GOAL OF THE EXERCISE: Rewrite the entries from the very first line through the line containing "picture-label: Bilde <box>264", substituting "Shapes" for "Figurer" and keeping everything else the same.

◆ ◆ ◆ ◆

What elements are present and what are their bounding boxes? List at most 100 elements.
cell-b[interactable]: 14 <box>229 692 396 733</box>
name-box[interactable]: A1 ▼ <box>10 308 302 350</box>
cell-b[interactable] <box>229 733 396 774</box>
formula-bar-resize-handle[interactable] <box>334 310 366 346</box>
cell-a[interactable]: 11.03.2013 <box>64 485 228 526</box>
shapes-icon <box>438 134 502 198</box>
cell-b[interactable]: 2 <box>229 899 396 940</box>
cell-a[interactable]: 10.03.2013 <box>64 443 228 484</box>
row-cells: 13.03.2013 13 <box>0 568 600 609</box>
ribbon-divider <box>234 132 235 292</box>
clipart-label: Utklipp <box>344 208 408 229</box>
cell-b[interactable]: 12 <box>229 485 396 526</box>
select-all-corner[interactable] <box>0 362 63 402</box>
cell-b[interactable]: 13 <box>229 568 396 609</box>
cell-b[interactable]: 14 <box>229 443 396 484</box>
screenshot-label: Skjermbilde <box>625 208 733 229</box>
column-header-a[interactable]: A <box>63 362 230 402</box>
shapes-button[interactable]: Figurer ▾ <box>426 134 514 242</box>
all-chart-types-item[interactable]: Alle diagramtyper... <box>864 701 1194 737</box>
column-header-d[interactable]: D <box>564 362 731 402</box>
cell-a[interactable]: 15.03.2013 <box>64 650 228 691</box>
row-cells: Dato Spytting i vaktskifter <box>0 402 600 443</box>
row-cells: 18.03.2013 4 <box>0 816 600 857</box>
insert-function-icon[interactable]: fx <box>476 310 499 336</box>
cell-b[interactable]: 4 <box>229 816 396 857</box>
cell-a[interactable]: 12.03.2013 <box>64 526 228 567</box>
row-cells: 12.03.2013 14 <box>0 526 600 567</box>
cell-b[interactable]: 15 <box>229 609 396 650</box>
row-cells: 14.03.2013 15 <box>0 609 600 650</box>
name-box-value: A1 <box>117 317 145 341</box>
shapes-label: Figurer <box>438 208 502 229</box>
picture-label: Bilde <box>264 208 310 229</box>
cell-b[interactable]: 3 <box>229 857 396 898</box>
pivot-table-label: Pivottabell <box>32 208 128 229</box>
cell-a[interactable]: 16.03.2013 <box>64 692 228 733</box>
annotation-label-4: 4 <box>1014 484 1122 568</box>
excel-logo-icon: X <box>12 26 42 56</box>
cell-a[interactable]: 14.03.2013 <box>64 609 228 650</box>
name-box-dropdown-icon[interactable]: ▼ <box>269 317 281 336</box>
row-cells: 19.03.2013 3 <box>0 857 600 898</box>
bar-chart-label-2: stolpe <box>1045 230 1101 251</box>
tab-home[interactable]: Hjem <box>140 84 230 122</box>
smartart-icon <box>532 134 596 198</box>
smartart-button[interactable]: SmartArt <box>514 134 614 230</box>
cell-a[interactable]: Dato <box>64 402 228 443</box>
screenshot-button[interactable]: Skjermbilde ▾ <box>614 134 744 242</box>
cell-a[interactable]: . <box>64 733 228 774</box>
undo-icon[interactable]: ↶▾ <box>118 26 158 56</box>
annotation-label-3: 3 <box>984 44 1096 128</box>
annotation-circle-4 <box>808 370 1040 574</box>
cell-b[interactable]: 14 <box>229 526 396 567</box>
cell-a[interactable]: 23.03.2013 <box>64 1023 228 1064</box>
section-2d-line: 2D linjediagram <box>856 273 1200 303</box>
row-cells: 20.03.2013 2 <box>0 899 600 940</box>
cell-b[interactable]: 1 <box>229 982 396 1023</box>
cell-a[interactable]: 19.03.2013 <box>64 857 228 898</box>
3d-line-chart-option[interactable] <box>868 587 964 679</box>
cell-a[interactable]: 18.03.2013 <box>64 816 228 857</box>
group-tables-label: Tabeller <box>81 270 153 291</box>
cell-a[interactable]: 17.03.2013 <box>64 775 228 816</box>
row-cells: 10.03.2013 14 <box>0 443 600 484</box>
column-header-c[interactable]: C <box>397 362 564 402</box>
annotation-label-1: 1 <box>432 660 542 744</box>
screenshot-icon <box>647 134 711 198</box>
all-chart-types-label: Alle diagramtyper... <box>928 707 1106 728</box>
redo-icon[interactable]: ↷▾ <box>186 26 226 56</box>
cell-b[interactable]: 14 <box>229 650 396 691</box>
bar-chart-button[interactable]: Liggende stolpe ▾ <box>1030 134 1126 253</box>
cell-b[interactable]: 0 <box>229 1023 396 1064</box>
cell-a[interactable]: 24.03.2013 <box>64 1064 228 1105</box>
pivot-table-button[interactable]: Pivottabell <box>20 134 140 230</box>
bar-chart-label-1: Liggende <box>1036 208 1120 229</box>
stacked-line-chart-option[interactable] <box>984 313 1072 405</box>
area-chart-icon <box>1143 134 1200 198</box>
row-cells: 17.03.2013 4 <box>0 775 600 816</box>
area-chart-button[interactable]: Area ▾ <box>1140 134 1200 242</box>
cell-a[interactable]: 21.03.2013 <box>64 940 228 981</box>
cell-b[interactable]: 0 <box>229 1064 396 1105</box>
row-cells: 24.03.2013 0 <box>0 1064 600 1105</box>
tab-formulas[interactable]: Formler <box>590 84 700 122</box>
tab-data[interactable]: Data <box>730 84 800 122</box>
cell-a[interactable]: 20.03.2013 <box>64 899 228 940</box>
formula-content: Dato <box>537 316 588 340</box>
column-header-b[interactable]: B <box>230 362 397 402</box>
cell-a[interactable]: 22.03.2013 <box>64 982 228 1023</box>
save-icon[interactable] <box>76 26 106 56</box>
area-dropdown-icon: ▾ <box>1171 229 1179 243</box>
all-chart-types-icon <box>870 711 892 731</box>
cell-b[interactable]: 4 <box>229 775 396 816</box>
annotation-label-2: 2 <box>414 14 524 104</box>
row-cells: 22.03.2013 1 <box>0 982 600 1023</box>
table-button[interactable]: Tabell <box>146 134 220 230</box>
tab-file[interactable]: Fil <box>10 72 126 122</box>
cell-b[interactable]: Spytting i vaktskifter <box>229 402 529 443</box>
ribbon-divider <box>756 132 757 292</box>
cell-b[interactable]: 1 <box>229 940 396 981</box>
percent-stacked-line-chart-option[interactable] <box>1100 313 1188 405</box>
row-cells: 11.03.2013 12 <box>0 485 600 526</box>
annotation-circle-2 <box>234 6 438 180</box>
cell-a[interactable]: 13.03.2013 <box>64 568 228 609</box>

◆ ◆ ◆ ◆

SOLUTION TO THIS PROBLEM:
What elements are present and what are their bounding boxes? List at most 100 elements.
cell-b[interactable]: 14 <box>229 692 396 733</box>
name-box[interactable]: A1 ▼ <box>10 308 302 350</box>
cell-b[interactable] <box>229 733 396 774</box>
formula-bar-resize-handle[interactable] <box>334 310 366 346</box>
cell-a[interactable]: 11.03.2013 <box>64 485 228 526</box>
shapes-icon <box>438 134 502 198</box>
cell-b[interactable]: 2 <box>229 899 396 940</box>
cell-a[interactable]: 10.03.2013 <box>64 443 228 484</box>
row-cells: 13.03.2013 13 <box>0 568 600 609</box>
ribbon-divider <box>234 132 235 292</box>
clipart-label: Utklipp <box>344 208 408 229</box>
cell-b[interactable]: 12 <box>229 485 396 526</box>
select-all-corner[interactable] <box>0 362 63 402</box>
cell-b[interactable]: 13 <box>229 568 396 609</box>
cell-b[interactable]: 14 <box>229 443 396 484</box>
screenshot-label: Skjermbilde <box>625 208 733 229</box>
column-header-a[interactable]: A <box>63 362 230 402</box>
shapes-button[interactable]: Shapes ▾ <box>426 134 514 242</box>
all-chart-types-item[interactable]: Alle diagramtyper... <box>864 701 1194 737</box>
column-header-d[interactable]: D <box>564 362 731 402</box>
cell-a[interactable]: 15.03.2013 <box>64 650 228 691</box>
row-cells: Dato Spytting i vaktskifter <box>0 402 600 443</box>
row-cells: 18.03.2013 4 <box>0 816 600 857</box>
insert-function-icon[interactable]: fx <box>476 310 499 336</box>
cell-b[interactable]: 4 <box>229 816 396 857</box>
cell-a[interactable]: 12.03.2013 <box>64 526 228 567</box>
row-cells: 12.03.2013 14 <box>0 526 600 567</box>
cell-b[interactable]: 15 <box>229 609 396 650</box>
row-cells: 14.03.2013 15 <box>0 609 600 650</box>
name-box-value: A1 <box>117 317 145 341</box>
shapes-label: Shapes <box>438 208 502 229</box>
picture-label: Bilde <box>264 208 310 229</box>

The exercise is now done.